DESCRIPTION OF THE TASK>
For each line of the data below that holds "bronze", copy the line.
--- BEGIN EXTRACTED INFORMATION ---
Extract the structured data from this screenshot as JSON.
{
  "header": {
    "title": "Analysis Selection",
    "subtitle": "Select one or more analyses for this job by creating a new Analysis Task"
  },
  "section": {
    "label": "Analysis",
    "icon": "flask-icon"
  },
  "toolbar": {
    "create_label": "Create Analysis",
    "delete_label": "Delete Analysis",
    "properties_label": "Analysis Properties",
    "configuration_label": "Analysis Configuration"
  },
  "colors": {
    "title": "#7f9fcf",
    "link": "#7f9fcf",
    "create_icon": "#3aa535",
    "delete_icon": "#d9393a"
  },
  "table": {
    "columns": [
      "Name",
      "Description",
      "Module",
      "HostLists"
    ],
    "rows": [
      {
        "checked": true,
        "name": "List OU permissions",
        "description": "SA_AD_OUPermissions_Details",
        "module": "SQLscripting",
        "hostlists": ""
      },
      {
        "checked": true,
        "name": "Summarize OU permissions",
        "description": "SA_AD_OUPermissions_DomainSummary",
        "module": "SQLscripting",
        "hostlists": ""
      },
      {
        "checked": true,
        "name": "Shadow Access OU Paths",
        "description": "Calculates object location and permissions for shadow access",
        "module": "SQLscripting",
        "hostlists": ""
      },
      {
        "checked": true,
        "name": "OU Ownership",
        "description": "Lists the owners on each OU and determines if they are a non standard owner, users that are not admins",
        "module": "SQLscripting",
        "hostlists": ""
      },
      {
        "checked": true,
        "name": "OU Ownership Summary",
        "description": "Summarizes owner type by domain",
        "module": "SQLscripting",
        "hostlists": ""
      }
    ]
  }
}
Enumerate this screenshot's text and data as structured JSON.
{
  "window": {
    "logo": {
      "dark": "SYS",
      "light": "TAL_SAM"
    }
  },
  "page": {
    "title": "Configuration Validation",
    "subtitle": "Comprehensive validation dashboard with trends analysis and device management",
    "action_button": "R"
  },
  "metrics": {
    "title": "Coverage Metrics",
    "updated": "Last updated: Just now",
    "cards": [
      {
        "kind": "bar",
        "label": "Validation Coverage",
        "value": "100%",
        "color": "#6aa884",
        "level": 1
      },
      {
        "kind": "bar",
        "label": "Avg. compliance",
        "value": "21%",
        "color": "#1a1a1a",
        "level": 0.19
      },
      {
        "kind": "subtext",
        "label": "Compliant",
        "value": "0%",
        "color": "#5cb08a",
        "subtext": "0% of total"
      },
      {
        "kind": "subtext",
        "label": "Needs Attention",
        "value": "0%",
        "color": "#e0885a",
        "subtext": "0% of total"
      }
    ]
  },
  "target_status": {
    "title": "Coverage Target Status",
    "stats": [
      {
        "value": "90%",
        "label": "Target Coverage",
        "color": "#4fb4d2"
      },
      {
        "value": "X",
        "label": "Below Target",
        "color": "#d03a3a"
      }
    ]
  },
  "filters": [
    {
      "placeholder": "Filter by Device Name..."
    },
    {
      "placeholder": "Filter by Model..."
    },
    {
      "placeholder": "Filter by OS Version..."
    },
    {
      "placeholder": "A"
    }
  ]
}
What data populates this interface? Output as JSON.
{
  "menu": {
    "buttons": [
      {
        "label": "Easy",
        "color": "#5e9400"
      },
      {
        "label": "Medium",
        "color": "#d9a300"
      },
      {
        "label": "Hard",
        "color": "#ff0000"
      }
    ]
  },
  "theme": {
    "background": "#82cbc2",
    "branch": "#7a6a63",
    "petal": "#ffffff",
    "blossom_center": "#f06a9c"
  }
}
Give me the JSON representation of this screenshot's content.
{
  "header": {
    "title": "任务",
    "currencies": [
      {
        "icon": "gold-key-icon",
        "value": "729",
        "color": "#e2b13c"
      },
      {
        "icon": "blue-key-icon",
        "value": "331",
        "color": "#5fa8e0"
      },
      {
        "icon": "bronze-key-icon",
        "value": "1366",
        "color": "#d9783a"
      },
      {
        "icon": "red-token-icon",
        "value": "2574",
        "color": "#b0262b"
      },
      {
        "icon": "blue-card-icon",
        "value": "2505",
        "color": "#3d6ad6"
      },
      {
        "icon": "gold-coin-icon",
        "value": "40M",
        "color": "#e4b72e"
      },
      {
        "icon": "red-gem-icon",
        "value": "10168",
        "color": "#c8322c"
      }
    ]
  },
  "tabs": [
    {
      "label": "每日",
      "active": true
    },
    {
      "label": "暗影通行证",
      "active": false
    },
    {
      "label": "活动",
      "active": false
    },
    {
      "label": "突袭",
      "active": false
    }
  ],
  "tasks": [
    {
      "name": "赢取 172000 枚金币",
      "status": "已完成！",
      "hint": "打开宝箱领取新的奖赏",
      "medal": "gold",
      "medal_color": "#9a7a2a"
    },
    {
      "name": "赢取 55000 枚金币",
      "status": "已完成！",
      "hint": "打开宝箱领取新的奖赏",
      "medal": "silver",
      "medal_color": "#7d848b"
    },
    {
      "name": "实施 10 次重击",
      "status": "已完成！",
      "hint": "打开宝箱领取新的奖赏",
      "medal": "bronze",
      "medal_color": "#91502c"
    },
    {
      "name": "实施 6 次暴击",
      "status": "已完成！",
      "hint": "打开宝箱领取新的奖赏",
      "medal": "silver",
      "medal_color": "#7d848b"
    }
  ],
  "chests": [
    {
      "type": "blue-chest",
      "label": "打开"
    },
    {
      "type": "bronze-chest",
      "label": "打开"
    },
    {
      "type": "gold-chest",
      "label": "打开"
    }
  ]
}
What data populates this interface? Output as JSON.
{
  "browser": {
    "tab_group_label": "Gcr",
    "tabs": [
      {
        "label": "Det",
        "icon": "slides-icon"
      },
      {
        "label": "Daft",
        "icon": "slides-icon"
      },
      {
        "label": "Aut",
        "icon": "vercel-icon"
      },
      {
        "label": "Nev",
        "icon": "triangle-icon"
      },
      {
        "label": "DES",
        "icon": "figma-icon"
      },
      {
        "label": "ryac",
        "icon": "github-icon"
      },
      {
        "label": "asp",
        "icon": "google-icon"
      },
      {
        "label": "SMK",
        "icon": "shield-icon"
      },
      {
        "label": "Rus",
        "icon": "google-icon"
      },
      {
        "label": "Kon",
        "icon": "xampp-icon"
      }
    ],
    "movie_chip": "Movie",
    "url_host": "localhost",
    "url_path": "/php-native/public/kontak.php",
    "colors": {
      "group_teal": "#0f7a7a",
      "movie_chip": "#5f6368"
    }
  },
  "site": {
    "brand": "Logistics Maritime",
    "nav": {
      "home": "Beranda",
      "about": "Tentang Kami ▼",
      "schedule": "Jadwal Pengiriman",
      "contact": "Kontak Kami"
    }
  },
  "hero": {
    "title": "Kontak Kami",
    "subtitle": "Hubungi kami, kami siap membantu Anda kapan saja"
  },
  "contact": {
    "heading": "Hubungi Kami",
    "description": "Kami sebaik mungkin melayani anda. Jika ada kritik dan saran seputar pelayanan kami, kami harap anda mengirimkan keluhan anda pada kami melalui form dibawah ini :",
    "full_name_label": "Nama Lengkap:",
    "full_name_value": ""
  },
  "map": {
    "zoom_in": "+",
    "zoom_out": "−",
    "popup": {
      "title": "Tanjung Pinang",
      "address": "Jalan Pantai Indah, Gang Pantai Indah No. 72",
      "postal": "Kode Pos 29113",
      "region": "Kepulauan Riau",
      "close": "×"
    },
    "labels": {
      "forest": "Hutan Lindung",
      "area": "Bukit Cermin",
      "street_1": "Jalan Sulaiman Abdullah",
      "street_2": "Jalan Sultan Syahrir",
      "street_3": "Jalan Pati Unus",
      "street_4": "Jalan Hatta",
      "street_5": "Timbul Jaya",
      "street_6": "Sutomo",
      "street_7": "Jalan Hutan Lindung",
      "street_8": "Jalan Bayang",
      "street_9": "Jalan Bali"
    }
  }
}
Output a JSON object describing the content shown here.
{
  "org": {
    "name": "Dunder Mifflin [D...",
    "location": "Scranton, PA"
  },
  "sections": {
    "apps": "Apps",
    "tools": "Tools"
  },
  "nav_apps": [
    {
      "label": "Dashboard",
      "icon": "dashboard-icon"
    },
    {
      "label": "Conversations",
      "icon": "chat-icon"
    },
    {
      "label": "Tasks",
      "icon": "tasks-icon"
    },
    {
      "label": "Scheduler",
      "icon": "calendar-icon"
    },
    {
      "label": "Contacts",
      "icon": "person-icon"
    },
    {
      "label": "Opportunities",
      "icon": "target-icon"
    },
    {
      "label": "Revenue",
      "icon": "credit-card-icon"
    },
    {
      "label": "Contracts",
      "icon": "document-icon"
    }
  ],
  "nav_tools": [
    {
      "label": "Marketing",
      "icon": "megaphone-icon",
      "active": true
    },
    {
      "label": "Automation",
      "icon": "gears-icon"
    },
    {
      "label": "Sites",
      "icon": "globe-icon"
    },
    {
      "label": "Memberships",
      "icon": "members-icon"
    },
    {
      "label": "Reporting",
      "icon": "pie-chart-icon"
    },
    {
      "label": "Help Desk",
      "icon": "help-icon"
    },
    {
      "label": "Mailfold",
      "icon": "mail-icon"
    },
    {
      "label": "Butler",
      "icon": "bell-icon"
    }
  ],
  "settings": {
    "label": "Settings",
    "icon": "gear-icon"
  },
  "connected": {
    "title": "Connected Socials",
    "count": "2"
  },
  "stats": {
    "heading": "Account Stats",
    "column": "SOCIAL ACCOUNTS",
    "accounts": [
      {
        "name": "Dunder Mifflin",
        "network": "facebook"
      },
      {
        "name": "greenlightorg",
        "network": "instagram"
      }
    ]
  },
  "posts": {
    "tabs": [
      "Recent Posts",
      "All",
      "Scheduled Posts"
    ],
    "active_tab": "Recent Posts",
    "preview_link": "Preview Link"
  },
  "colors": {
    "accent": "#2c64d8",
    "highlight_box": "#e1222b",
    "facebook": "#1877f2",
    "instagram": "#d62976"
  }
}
--- END EXTRACTED INFORMATION ---
COMPLETE OUTPUT>
        "icon": "bronze-key-icon",
      "medal": "bronze",
      "type": "bronze-chest",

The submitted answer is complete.